> Given request
Write every line out verbatim and omit the pictures.

Stored entries:
######

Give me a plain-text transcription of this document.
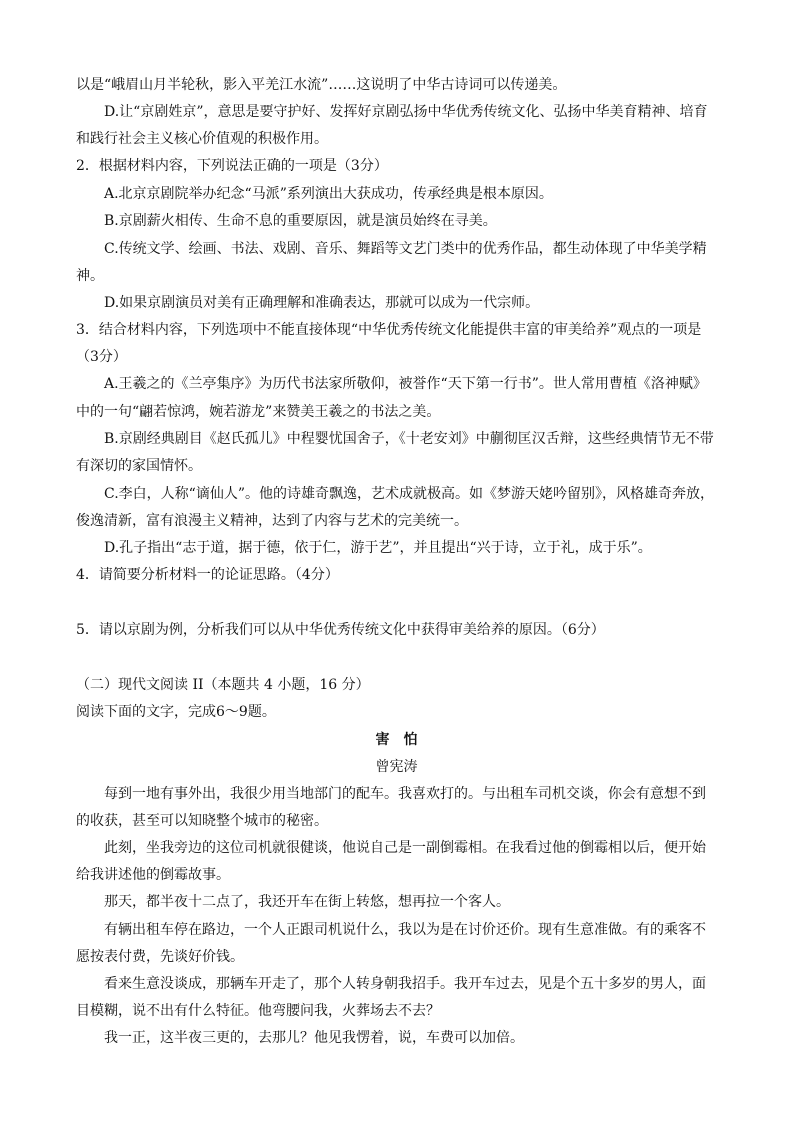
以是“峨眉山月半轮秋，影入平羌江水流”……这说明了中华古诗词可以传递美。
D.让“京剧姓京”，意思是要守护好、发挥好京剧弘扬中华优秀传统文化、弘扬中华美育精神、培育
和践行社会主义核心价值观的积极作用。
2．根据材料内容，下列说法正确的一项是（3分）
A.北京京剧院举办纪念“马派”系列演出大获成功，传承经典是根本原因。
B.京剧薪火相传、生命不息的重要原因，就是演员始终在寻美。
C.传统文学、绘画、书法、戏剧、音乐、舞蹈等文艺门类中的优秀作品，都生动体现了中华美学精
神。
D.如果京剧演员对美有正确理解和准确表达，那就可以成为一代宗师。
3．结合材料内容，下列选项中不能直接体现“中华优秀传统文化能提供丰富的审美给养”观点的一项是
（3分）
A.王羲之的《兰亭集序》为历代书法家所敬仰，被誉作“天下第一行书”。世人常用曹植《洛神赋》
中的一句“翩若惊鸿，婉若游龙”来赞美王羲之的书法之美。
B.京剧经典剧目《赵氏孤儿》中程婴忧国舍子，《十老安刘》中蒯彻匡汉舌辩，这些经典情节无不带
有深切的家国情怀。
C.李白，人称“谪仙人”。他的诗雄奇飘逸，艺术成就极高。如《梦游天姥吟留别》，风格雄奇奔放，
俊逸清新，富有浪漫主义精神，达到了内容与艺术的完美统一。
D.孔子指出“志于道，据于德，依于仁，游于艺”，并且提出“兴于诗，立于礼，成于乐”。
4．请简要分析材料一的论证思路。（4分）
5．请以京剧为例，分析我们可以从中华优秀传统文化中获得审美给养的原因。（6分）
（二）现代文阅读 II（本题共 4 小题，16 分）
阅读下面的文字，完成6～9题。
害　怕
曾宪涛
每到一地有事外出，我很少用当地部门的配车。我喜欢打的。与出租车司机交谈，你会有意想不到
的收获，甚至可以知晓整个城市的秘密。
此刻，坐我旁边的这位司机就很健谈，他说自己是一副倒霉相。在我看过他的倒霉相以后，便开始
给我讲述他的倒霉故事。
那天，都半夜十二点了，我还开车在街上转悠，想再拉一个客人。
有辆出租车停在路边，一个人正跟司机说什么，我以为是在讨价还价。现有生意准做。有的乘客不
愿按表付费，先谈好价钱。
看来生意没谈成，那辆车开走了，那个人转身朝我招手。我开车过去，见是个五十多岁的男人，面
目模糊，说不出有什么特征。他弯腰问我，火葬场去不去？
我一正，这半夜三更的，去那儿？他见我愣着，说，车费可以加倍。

######

> The reply
Give me a plain-text transcription of this document.
以是“峨眉山月半轮秋，影入平羌江水流”……这说明了中华古诗词可以传递美。
D.让“京剧姓京”，意思是要守护好、发挥好京剧弘扬中华优秀传统文化、弘扬中华美育精神、培育
和践行社会主义核心价值观的积极作用。
2．根据材料内容，下列说法正确的一项是（3分）
A.北京京剧院举办纪念“马派”系列演出大获成功，传承经典是根本原因。
B.京剧薪火相传、生命不息的重要原因，就是演员始终在寻美。
C.传统文学、绘画、书法、戏剧、音乐、舞蹈等文艺门类中的优秀作品，都生动体现了中华美学精
神。
D.如果京剧演员对美有正确理解和准确表达，那就可以成为一代宗师。
3．结合材料内容，下列选项中不能直接体现“中华优秀传统文化能提供丰富的审美给养”观点的一项是
（3分）
A.王羲之的《兰亭集序》为历代书法家所敬仰，被誉作“天下第一行书”。世人常用曹植《洛神赋》
中的一句“翩若惊鸿，婉若游龙”来赞美王羲之的书法之美。
B.京剧经典剧目《赵氏孤儿》中程婴忧国舍子，《十老安刘》中蒯彻匡汉舌辩，这些经典情节无不带
有深切的家国情怀。
C.李白，人称“谪仙人”。他的诗雄奇飘逸，艺术成就极高。如《梦游天姥吟留别》，风格雄奇奔放，
俊逸清新，富有浪漫主义精神，达到了内容与艺术的完美统一。
D.孔子指出“志于道，据于德，依于仁，游于艺”，并且提出“兴于诗，立于礼，成于乐”。
4．请简要分析材料一的论证思路。（4分）
5．请以京剧为例，分析我们可以从中华优秀传统文化中获得审美给养的原因。（6分）
（二）现代文阅读 II（本题共 4 小题，16 分）
阅读下面的文字，完成6～9题。
害　怕
曾宪涛
每到一地有事外出，我很少用当地部门的配车。我喜欢打的。与出租车司机交谈，你会有意想不到
的收获，甚至可以知晓整个城市的秘密。
此刻，坐我旁边的这位司机就很健谈，他说自己是一副倒霉相。在我看过他的倒霉相以后，便开始
给我讲述他的倒霉故事。
那天，都半夜十二点了，我还开车在街上转悠，想再拉一个客人。
有辆出租车停在路边，一个人正跟司机说什么，我以为是在讨价还价。现有生意准做。有的乘客不
愿按表付费，先谈好价钱。
看来生意没谈成，那辆车开走了，那个人转身朝我招手。我开车过去，见是个五十多岁的男人，面
目模糊，说不出有什么特征。他弯腰问我，火葬场去不去？
我一正，这半夜三更的，去那儿？他见我愣着，说，车费可以加倍。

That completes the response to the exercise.